>>>>

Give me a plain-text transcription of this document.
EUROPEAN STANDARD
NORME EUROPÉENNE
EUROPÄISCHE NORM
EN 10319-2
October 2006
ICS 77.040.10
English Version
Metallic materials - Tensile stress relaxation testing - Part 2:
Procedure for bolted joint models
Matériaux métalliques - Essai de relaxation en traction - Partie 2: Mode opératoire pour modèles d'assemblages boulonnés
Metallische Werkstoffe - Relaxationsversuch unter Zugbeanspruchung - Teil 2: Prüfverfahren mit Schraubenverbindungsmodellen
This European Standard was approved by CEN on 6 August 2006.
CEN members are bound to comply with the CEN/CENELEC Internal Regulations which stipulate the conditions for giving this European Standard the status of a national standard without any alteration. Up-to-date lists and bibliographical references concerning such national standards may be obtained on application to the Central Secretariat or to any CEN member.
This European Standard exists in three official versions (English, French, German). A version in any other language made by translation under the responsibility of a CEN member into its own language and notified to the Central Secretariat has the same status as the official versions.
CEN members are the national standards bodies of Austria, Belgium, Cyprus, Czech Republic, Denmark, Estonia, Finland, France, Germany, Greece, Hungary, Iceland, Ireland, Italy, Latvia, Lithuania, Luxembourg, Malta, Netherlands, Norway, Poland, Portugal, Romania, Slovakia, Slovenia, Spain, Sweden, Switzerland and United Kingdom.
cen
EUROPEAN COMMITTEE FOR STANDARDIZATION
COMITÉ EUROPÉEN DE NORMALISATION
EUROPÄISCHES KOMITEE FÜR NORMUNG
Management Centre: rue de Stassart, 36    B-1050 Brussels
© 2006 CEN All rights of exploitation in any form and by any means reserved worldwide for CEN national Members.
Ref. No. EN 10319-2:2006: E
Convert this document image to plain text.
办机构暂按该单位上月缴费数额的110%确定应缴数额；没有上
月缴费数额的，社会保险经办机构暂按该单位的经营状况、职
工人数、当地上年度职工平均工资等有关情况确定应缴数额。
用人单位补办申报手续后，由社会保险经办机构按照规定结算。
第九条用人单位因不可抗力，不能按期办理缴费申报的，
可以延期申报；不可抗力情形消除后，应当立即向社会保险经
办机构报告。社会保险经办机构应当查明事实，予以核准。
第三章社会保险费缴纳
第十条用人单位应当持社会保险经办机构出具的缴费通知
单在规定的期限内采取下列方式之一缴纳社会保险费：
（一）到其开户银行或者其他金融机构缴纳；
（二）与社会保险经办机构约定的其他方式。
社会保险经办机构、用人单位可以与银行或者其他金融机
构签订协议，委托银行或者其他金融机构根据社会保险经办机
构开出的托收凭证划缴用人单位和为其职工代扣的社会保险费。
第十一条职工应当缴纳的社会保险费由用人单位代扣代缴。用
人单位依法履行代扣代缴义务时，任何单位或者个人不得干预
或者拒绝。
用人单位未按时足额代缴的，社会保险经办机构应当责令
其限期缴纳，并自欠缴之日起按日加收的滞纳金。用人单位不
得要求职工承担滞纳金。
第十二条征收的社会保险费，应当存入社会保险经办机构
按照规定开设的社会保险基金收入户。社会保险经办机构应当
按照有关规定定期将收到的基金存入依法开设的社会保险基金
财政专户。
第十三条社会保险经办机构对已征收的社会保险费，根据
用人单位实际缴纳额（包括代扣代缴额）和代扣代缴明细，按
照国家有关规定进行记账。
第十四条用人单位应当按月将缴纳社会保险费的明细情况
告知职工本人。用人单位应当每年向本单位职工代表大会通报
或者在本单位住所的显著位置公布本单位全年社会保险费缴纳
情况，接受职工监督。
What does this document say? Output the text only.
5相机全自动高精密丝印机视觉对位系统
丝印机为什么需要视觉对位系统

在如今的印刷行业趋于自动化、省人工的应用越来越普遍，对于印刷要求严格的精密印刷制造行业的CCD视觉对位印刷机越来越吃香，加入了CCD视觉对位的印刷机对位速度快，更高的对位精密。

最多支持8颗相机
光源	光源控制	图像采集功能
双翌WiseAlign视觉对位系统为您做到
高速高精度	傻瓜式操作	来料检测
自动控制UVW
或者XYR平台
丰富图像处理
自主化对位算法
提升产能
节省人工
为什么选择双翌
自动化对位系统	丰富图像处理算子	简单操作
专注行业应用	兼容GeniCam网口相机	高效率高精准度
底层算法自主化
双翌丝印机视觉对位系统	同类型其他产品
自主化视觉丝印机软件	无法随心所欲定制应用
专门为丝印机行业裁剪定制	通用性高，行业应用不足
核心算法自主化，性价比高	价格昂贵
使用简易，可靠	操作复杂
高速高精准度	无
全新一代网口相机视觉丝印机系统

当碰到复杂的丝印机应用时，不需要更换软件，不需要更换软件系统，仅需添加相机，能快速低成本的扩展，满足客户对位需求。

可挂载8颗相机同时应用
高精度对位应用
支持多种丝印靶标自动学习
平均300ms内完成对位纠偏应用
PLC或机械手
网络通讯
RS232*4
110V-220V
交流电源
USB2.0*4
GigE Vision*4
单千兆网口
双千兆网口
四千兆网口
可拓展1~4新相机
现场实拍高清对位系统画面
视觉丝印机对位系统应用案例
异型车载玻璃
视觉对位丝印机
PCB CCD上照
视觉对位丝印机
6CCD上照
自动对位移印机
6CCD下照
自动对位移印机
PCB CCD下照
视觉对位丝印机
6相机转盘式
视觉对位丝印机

<<<<

• [Written request] Only the lines from the one that contains "What does this" to the end of the entries above should be given again, exactly and in full.

• [Written response]
What does this document say? Output the text only.
5相机全自动高精密丝印机视觉对位系统
丝印机为什么需要视觉对位系统

在如今的印刷行业趋于自动化、省人工的应用越来越普遍，对于印刷要求严格的精密印刷制造行业的CCD视觉对位印刷机越来越吃香，加入了CCD视觉对位的印刷机对位速度快，更高的对位精密。

最多支持8颗相机
光源	光源控制	图像采集功能
双翌WiseAlign视觉对位系统为您做到
高速高精度	傻瓜式操作	来料检测
自动控制UVW
或者XYR平台
丰富图像处理
自主化对位算法
提升产能
节省人工
为什么选择双翌
自动化对位系统	丰富图像处理算子	简单操作
专注行业应用	兼容GeniCam网口相机	高效率高精准度
底层算法自主化
双翌丝印机视觉对位系统	同类型其他产品
自主化视觉丝印机软件	无法随心所欲定制应用
专门为丝印机行业裁剪定制	通用性高，行业应用不足
核心算法自主化，性价比高	价格昂贵
使用简易，可靠	操作复杂
高速高精准度	无
全新一代网口相机视觉丝印机系统

当碰到复杂的丝印机应用时，不需要更换软件，不需要更换软件系统，仅需添加相机，能快速低成本的扩展，满足客户对位需求。

可挂载8颗相机同时应用
高精度对位应用
支持多种丝印靶标自动学习
平均300ms内完成对位纠偏应用
PLC或机械手
网络通讯
RS232*4
110V-220V
交流电源
USB2.0*4
GigE Vision*4
单千兆网口
双千兆网口
四千兆网口
可拓展1~4新相机
现场实拍高清对位系统画面
视觉丝印机对位系统应用案例
异型车载玻璃
视觉对位丝印机
PCB CCD上照
视觉对位丝印机
6CCD上照
自动对位移印机
6CCD下照
自动对位移印机
PCB CCD下照
视觉对位丝印机
6相机转盘式
视觉对位丝印机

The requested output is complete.